Text block:
--------

Disaggregation also changes how you autoscale. Because prefill load tracks incoming prompt tokens and decode load tracks active generation, the two pools scale on different signals. A burst of long RAG prompts points toward more prefill capacity; a surge in concurrent streaming conversations points toward more decode capacity. Useful signals include queue depth, KV-cache utilization, and TTFT/TPOT percentiles, with cold-start time included because loading model weights onto a new worker is not instant.

kv-handoff-lower-bound.py
1kv_cache_gib = 2.5 2interconnect_gb_s = 200 3 4transfer_bytes = kv_cache_gib * 1024**3 5ideal_transfer_ms = transfer_bytes / (interconnect_gb_s * 1_000_000_000) * 1000 6 7print(f"KV state to transfer: {kv_cache_gib:.1f} GiB") 8print(f"ideal one-way transfer floor at {interconnect_gb_s} GB/s: {ideal_transfer_ms:.1f} ms") 9print("Queueing saved must exceed transfer plus scheduling overhead.")
Output
1KV state to transfer: 2.5 GiB 2ideal one-way transfer floor at 200 GB/s: 13.4 ms 3Queueing saved must exceed transfer plus scheduling overhead.

Batching strategies: the loading-dock analogy

Naive batching strategies lead to significant inefficiency due to the variable length of text. Picture a warehouse loading dock handling shipments that take different amounts of time to prepare.

Static batching: waiting for the whole pallet

In static batching, the dock waits for 4 parcels before releasing the pallet. If one parcel needs 10 extra minutes of labeling, the other 3 sit ready but blocked. In serving terms, we group requests into a batch and pad them to the length of the longest active sequence. The batch membership stays fixed for that run, so when one request finishes early its slot often turns into padding or sits idle until the longest request finishes. The timeline below illustrates how shorter requests waste compute cycles while the batch waits on the longest request.

Static versus continuous batching timeline showing static batches wasting finished slots as padding while continuous batching admits new requests after each decode step. Static versus continuous batching timeline showing static batches wasting finished slots as padding while continuous batching admits new requests after each decode step.
Static batching holds slots until the batch cycle ends. Continuous batching changes membership at token-step boundaries so finished requests leave and queued requests enter.

The problem with static batching

Static batching creates two significant inefficiencies. First, the GPU is forced to process "padding tokens" that don't contribute to the final output, wasting valuable compute cycles and memory bandwidth. Second, once shorter requests finish, their batch slots usually can't be reused until the scheduler rebuilds the batch around the longest surviving sequence. This degrades both latency and overall throughput, especially when request lengths vary widely.

Continuous batching: filling open dock slots

Continuous batching (introduced by Orca) operates at the iteration level.[6] The dock releases one finished parcel, can pull the next queued parcel into the open slot, and keeps useful work flowing when demand exists.

--------

Written request 1: Copy word for word the portion of the passage on batching strategies that begins with the words "The problem with" and ends after the words "lengths vary widely.".

[Page element annotations]
--------

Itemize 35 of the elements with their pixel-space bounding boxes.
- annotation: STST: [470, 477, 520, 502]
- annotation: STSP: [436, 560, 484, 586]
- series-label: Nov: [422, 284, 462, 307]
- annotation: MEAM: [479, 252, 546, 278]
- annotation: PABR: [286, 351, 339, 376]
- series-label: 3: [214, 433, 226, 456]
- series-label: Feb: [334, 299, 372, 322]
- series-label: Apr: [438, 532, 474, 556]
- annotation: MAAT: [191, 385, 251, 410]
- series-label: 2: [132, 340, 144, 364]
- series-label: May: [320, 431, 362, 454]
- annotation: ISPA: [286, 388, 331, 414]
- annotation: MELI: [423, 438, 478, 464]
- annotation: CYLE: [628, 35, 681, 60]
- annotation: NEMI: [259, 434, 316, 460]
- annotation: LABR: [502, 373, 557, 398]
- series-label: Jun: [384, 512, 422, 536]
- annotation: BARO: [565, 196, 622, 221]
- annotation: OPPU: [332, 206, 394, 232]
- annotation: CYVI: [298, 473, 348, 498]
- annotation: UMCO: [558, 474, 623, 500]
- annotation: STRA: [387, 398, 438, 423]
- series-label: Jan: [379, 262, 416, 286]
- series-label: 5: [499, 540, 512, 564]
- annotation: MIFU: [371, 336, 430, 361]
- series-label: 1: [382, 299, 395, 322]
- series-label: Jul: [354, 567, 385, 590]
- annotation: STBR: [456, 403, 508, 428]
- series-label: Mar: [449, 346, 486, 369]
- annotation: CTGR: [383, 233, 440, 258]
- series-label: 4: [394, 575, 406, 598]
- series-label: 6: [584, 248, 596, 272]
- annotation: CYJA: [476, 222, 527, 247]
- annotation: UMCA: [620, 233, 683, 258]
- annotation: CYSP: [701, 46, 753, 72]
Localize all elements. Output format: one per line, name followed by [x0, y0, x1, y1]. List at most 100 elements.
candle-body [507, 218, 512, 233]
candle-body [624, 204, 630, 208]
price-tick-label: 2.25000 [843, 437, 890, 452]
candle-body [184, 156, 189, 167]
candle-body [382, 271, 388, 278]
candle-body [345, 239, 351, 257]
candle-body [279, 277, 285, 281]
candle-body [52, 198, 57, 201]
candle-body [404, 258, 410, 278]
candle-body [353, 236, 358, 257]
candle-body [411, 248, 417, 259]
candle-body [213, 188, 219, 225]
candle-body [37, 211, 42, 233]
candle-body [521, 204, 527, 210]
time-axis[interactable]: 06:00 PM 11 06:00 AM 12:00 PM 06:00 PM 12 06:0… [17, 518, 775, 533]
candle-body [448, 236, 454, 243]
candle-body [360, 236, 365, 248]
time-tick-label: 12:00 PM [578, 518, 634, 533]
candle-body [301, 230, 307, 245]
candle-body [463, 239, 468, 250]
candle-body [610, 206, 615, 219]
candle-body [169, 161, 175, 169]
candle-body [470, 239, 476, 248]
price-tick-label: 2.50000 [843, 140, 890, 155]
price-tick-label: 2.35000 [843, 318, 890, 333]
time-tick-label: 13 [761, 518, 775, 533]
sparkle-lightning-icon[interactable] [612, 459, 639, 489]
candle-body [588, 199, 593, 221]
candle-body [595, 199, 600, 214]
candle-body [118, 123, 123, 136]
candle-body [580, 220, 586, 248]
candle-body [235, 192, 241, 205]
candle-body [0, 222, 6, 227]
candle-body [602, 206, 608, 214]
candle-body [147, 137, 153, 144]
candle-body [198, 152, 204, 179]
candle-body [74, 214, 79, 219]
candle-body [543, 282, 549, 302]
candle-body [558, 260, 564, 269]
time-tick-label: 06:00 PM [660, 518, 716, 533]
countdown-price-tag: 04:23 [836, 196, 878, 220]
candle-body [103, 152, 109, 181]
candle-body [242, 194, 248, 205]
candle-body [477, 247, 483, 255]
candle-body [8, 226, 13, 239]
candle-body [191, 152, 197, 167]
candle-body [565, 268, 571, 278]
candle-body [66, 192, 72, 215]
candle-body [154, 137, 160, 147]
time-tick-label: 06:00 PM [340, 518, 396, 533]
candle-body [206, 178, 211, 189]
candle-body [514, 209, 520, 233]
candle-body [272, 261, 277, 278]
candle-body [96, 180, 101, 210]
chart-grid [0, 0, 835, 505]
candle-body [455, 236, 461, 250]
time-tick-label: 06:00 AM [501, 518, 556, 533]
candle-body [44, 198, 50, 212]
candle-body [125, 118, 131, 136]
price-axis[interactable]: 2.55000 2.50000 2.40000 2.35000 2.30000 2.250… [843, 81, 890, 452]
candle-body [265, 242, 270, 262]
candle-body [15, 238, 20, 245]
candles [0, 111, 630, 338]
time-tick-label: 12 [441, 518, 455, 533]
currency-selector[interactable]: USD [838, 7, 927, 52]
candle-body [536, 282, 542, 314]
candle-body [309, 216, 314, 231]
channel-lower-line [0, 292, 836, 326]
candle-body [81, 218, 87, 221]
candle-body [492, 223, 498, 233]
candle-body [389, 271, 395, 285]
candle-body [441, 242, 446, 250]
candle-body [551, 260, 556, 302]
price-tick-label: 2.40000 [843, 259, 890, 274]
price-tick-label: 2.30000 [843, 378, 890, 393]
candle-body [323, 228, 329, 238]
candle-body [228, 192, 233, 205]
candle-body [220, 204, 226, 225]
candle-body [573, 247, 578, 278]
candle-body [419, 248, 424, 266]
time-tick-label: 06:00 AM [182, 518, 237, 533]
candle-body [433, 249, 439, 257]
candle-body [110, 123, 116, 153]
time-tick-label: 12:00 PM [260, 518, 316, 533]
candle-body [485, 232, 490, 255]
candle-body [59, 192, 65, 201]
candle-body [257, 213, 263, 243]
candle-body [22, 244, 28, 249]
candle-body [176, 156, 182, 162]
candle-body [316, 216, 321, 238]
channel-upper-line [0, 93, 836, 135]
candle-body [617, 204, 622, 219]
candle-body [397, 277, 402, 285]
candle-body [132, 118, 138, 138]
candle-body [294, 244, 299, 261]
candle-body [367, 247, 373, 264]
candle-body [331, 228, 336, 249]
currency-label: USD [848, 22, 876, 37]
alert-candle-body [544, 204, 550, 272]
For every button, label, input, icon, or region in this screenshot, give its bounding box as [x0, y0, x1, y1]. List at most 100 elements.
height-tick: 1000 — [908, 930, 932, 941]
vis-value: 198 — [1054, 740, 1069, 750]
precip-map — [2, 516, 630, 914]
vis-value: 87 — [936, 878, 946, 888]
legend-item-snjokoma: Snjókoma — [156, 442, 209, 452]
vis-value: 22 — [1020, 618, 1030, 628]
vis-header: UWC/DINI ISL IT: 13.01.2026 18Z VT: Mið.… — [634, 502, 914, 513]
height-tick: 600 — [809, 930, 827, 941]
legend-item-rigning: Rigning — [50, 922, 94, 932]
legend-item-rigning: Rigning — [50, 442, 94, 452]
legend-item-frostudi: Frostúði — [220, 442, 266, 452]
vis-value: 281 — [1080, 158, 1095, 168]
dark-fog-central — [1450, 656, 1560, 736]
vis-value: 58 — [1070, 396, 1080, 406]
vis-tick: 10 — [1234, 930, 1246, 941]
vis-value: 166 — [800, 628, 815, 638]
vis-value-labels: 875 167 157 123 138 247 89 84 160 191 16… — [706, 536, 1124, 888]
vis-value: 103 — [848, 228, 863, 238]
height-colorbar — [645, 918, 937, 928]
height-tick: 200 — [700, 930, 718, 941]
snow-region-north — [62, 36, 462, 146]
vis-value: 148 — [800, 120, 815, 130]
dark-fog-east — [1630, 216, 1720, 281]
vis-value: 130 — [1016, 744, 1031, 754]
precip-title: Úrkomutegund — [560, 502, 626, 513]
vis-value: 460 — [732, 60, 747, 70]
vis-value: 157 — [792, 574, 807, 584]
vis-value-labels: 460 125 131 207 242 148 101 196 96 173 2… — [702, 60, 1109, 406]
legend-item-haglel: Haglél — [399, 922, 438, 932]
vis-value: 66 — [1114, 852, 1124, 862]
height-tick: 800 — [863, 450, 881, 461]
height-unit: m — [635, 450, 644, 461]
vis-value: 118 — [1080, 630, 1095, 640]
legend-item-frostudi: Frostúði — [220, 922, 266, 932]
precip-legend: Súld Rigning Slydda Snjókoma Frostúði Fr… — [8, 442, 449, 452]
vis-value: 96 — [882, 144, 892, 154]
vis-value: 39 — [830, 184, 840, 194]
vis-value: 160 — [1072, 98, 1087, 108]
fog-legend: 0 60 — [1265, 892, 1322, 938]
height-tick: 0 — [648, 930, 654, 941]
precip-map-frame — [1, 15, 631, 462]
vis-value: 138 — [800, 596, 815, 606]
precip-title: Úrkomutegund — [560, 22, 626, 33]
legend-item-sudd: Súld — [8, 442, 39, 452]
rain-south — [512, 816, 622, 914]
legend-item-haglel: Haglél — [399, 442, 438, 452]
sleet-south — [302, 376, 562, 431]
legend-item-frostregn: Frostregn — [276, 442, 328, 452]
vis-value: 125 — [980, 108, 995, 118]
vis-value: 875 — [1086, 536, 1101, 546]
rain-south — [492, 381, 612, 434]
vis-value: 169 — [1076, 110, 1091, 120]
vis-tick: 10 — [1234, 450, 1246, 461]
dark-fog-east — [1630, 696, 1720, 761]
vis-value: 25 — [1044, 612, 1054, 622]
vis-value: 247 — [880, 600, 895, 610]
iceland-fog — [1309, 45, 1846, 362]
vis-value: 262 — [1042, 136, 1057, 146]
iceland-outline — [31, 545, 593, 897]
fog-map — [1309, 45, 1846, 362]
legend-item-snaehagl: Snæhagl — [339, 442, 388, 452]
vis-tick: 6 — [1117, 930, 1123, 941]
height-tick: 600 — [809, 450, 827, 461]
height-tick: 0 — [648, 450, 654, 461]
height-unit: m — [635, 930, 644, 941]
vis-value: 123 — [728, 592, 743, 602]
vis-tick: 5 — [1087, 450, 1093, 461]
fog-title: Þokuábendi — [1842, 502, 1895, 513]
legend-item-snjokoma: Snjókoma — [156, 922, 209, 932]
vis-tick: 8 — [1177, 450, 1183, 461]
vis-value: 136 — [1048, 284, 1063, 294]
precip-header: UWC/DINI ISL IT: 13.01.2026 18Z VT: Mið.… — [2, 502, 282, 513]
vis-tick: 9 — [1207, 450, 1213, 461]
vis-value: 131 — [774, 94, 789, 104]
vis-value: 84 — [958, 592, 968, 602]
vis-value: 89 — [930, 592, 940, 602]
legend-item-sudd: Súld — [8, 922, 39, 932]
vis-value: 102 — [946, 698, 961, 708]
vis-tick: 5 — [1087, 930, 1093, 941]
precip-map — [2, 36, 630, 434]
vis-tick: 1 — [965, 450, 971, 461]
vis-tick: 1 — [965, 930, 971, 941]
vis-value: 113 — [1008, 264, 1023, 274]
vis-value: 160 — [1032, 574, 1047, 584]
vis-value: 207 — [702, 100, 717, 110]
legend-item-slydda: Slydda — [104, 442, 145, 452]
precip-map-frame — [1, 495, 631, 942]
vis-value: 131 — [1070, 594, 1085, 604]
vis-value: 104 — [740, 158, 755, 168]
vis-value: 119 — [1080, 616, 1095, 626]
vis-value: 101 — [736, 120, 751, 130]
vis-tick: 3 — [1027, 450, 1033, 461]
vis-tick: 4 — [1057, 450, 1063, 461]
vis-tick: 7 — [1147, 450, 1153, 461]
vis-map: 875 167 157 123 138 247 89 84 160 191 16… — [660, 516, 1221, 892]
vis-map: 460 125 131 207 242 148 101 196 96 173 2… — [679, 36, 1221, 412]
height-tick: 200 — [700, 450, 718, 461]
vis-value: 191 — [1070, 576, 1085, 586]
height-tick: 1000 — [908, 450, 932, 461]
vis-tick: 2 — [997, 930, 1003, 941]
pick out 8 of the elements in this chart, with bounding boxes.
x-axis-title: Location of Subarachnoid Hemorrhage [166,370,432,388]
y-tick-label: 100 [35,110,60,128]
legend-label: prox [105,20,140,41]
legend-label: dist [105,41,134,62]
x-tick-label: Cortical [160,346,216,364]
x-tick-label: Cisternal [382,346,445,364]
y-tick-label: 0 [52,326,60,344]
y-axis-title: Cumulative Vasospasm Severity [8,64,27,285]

--------

Written request 2: Repeat the records verbatim, beginning with their first line and stopping after the line that contains "- series-label: Feb: [334, 299, 372, 322]".

Full answer 1:
The problem with static batching

Static batching creates two significant inefficiencies. First, the GPU is forced to process "padding tokens" that don't contribute to the final output, wasting valuable compute cycles and memory bandwidth. Second, once shorter requests finish, their batch slots usually can't be reused until the scheduler rebuilds the batch around the longest surviving sequence. This degrades both latency and overall throughput, especially when request lengths vary widely.

Full answer 2:
Itemize 35 of the elements with their pixel-space bounding boxes.
- annotation: STST: [470, 477, 520, 502]
- annotation: STSP: [436, 560, 484, 586]
- series-label: Nov: [422, 284, 462, 307]
- annotation: MEAM: [479, 252, 546, 278]
- annotation: PABR: [286, 351, 339, 376]
- series-label: 3: [214, 433, 226, 456]
- series-label: Feb: [334, 299, 372, 322]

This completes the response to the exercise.